Saved entries:
□ □ □ □ □ □ □

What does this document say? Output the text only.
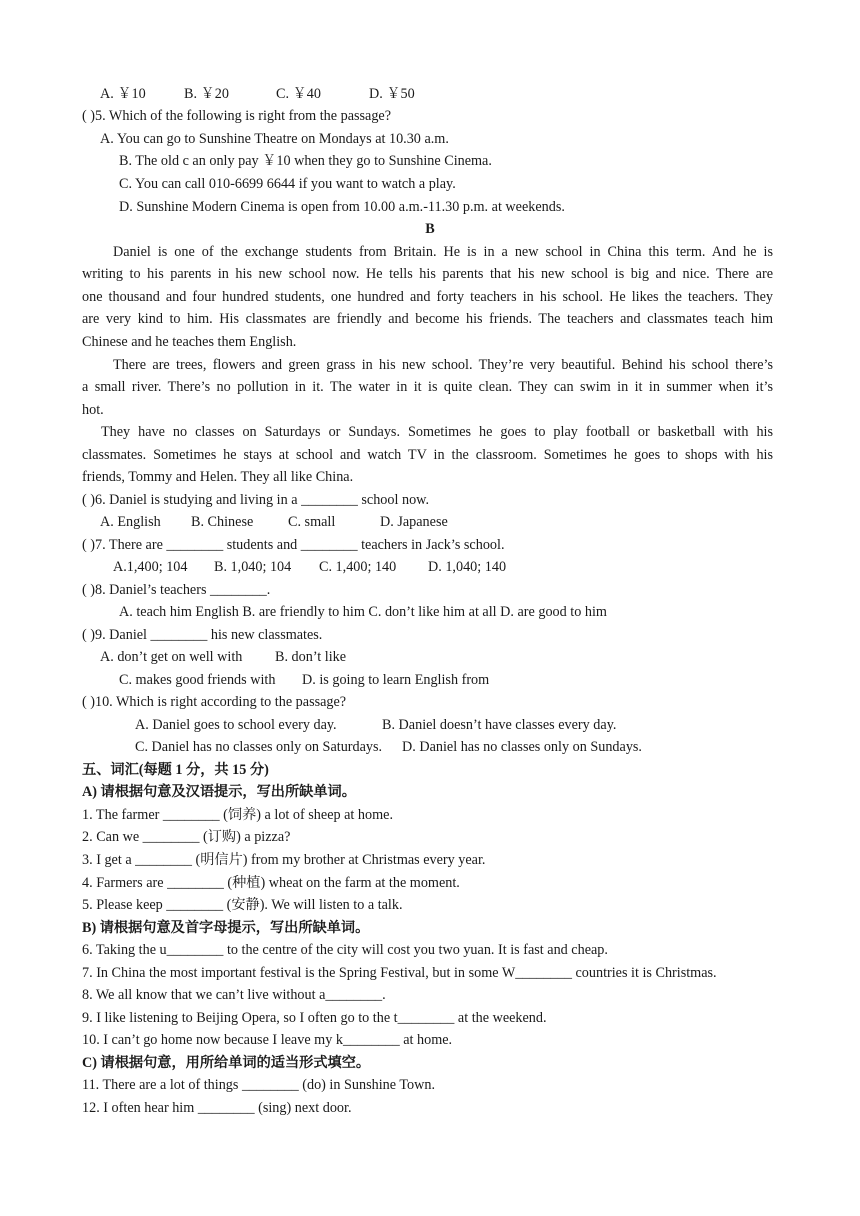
A. ￥10	B. ￥20	C. ￥40	D. ￥50
( )5. Which of the following is right from the passage?
A. You can go to Sunshine Theatre on Mondays at 10.30 a.m.
B. The old c an only pay ￥10 when they go to Sunshine Cinema.
C. You can call 010-6699 6644 if you want to watch a play.
D. Sunshine Modern Cinema is open from 10.00 a.m.-11.30 p.m. at weekends.
B
Daniel is one of the exchange students from Britain. He is in a new school in China this term. And he is
writing to his parents in his new school now. He tells his parents that his new school is big and nice. There are
one thousand and four hundred students, one hundred and forty teachers in his school. He likes the teachers. They
are very kind to him. His classmates are friendly and become his friends. The teachers and classmates teach him
Chinese and he teaches them English.
There are trees, flowers and green grass in his new school. They’re very beautiful. Behind his school there’s
a small river. There’s no pollution in it. The water in it is quite clean. They can swim in it in summer when it’s
hot.
They have no classes on Saturdays or Sundays. Sometimes he goes to play football or basketball with his
classmates. Sometimes he stays at school and watch TV in the classroom. Sometimes he goes to shops with his
friends, Tommy and Helen. They all like China.
( )6. Daniel is studying and living in a ________ school now.
A. English B. Chinese C. small	D. Japanese
( )7. There are ________ students and ________ teachers in Jack’s school.
A.1,400; 104 B. 1,040; 104 C. 1,400; 140 D. 1,040; 140
( )8. Daniel’s teachers ________.
A. teach him English B. are friendly to him C. don’t like him at all D. are good to him
( )9. Daniel ________ his new classmates.
A. don’t get on well with B. don’t like
C. makes good friends with D. is going to learn English from
( )10. Which is right according to the passage?
A. Daniel goes to school every day.	B. Daniel doesn’t have classes every day.
C. Daniel has no classes only on Saturdays. D. Daniel has no classes only on Sundays.
五、词汇(每题 1 分，共 15 分)
A) 请根据句意及汉语提示，写出所缺单词。
1. The farmer ________ (饲养) a lot of sheep at home.
2. Can we ________ (订购) a pizza?
3. I get a ________ (明信片) from my brother at Christmas every year.
4. Farmers are ________ (种植) wheat on the farm at the moment.
5. Please keep ________ (安静). We will listen to a talk.
B) 请根据句意及首字母提示，写出所缺单词。
6. Taking the u________ to the centre of the city will cost you two yuan. It is fast and cheap.
7. In China the most important festival is the Spring Festival, but in some W________ countries it is Christmas.
8. We all know that we can’t live without a________.
9. I like listening to Beijing Opera, so I often go to the t________ at the weekend.
10. I can’t go home now because I leave my k________ at home.
C) 请根据句意，用所给单词的适当形式填空。
11. There are a lot of things ________ (do) in Sunshine Town.
12. I often hear him ________ (sing) next door.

□ □ □ □ □ □ □

Your goal —
Copy out the lines that hold "school".

Completed exercise —
Daniel is one of the exchange students from Britain. He is in a new school in China this term. And he is
writing to his parents in his new school now. He tells his parents that his new school is big and nice. There are
one thousand and four hundred students, one hundred and forty teachers in his school. He likes the teachers. They
There are trees, flowers and green grass in his new school. They’re very beautiful. Behind his school there’s
classmates. Sometimes he stays at school and watch TV in the classroom. Sometimes he goes to shops with his
( )6. Daniel is studying and living in a ________ school now.
( )7. There are ________ students and ________ teachers in Jack’s school.
A. Daniel goes to school every day.	B. Daniel doesn’t have classes every day.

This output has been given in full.